The noseband cavesson needs to be two fingers below your horse’s cheekbone, as shown here, so that it does not pinch his mouth against the bit. This also keeps the flash from being so low that it interferes with his breathing. As for how tight the cavesson and flash should be, when they are fastened, you need to be able to comfortably slip two fingers underneath them side by side against his face. If you can’t, they are too tight. | © Arnd Bronkhorst
Everyone talks about how each horse is different and how they love dealing with different types of horses—and then they put exactly the same equipment on every horse in the barn. Did I miss something? I must have been out of the room when they passed a rule that suiting your equipment to the horse doesn’t matter. I definitely wasn’t around for the rule change that says everyone has to use a cavesson and flash noseband attachment cranked down tight enough to leave permanent grooves in the cartilage of your horse’s nose. (You know I am being sarcastic, right? I can never find the sarcasm emoticon when I need it.) If I did not see so many horses in discomfort from tight nosebands, it would be funny.
Nosebands that cause permanent damage to the horse top my list of pet peeves—yes, even ahead of bling. In my dictionary, “bling” is any extraneous decoration designed to draw the eye of the observer away from the horse. Bling says, “look at me,” not “look at my horse.” Bling takes a back seat to tight nosebands because it does not cause your horse discomfort and injury. Your equipment (tack) has a great effect on how your horse performs and it can go a long way toward making him comfortable or sore. Yet I see people tacking up their horses using certain bits and noseband combinations because they have seen an elite rider use the same combination, and they wanted to ride like that elite rider. If you want to ride like that elite athlete, one of the things you must do is to educate yourself about and understand the tools of your trade—your bits, bridles, saddles and all the other equipment that you need to train and ride horses.

Work to complete:
1. Summarize the noseband passage in two sentences.
2. Carry on with the noseband passage, starting right after its final sentence.

Spatial layout entries:
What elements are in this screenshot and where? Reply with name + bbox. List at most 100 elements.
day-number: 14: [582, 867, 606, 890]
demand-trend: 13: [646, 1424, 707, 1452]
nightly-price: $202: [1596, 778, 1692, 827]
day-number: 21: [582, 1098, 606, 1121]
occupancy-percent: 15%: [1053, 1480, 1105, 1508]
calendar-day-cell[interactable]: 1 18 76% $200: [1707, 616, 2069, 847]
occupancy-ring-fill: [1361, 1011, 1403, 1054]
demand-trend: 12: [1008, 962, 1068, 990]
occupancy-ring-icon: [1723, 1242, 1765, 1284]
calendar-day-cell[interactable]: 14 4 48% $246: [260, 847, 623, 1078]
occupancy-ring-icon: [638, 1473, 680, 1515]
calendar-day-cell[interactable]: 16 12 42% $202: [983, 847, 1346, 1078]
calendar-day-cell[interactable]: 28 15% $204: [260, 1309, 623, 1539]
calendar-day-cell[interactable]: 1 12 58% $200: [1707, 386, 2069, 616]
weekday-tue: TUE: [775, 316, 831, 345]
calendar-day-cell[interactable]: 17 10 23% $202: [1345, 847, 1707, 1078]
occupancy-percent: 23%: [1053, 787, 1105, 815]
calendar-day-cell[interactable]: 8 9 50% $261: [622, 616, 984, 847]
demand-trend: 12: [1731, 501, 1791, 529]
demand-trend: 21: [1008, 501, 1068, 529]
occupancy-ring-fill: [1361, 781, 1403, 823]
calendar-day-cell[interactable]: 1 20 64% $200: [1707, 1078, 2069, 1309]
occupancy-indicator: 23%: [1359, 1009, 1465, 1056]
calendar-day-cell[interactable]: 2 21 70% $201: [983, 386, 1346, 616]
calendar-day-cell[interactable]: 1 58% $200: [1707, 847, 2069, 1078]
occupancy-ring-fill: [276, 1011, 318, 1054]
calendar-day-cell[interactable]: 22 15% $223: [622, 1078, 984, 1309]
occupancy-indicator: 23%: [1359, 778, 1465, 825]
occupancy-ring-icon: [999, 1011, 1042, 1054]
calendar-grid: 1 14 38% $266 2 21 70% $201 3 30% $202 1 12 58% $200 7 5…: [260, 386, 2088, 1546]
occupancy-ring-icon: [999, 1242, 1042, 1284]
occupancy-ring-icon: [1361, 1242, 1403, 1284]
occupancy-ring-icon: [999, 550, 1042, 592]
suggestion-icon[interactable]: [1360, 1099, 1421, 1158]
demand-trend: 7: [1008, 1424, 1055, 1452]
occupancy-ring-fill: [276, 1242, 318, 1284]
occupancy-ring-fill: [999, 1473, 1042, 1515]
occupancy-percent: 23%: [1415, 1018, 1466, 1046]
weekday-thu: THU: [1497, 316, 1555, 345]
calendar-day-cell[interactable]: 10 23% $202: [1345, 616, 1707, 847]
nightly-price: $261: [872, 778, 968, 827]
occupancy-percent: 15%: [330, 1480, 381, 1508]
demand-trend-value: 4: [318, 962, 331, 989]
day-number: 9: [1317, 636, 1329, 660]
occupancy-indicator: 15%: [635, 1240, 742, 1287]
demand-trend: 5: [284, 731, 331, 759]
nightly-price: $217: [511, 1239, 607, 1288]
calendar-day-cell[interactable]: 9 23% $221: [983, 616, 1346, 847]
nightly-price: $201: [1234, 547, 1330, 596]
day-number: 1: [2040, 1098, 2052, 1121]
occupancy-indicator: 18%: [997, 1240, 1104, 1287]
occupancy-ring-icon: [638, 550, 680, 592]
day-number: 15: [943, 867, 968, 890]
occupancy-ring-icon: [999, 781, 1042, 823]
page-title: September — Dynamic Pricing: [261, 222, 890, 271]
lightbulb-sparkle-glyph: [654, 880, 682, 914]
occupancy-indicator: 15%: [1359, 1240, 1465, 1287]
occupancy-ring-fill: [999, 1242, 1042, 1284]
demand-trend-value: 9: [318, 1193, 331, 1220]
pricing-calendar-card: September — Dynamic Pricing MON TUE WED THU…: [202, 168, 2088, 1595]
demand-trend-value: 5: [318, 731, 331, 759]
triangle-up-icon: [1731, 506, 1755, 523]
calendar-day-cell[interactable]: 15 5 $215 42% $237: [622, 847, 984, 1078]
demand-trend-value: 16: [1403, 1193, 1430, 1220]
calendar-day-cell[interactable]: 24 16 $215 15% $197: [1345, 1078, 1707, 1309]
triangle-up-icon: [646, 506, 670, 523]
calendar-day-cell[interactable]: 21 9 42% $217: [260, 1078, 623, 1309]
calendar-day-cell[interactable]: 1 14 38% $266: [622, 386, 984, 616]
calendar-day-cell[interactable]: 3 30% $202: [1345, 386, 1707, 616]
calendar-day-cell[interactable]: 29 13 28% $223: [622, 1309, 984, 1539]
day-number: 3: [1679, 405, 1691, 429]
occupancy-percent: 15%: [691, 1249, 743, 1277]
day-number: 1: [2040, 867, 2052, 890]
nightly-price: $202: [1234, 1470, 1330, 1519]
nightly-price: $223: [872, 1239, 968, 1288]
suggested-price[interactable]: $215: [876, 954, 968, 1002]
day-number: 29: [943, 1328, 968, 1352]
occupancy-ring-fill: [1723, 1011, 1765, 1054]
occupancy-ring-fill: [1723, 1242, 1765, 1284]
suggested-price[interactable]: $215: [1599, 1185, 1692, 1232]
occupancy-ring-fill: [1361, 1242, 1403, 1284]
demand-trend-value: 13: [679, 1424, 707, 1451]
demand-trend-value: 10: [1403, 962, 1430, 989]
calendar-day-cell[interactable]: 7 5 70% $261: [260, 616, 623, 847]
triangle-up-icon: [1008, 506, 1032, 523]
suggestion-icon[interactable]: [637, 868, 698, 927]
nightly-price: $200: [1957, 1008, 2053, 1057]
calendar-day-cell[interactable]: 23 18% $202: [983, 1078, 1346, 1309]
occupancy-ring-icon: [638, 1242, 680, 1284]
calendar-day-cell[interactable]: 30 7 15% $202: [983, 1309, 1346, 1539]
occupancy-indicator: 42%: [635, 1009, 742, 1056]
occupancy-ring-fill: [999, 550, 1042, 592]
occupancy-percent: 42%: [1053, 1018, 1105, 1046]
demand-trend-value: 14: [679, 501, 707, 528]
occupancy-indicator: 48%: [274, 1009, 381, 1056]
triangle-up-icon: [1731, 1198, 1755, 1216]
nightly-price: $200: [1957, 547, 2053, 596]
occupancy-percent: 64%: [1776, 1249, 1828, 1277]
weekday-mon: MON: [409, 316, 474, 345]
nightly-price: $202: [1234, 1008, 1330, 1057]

Answers in order:
1. A cavesson noseband should sit two fingers below the horse's cheekbone so it does not pinch the mouth against the bit, and the cavesson and flash should be loose enough for two fingers to slip underneath side by side. Tight nosebands that cause permanent damage top the writer's list of pet peeves, ahead of bling, and riders who copy an elite rider's bit and noseband combination should instead educate themselves about their equipment.

2.
Make Educated Choices
Open any tack catalog and you will find an incredible array: saddles and bridles, blankets, bits, grooming brushes—even books. (Make sure you linger in the book section. I have several in there I know you are just going to love.) Whatever your horse needs, you can find it in a catalog. The important part is not to buy one of each from the bit section but rather to know when each particular bit is suitable for your horse. It is not enough for you to have all the tools. You need to know when to use any particular tool, which horse needs it and, just as importantly, which horse does not need it.
Any tool can be exactly right for your horse right now or exactly wrong. It is up to you to know the difference. Even the most basic tasks require some understanding of the effect of a particular tool. For example, there is a big difference between a body brush and a dandy brush. If you use a dandy brush on your horse’s back instead of a body brush, he will quickly let you know that you made the wrong choice. Unfortunately, when you use other tools inappropriately, your horse may display more subtle signs of discomfort.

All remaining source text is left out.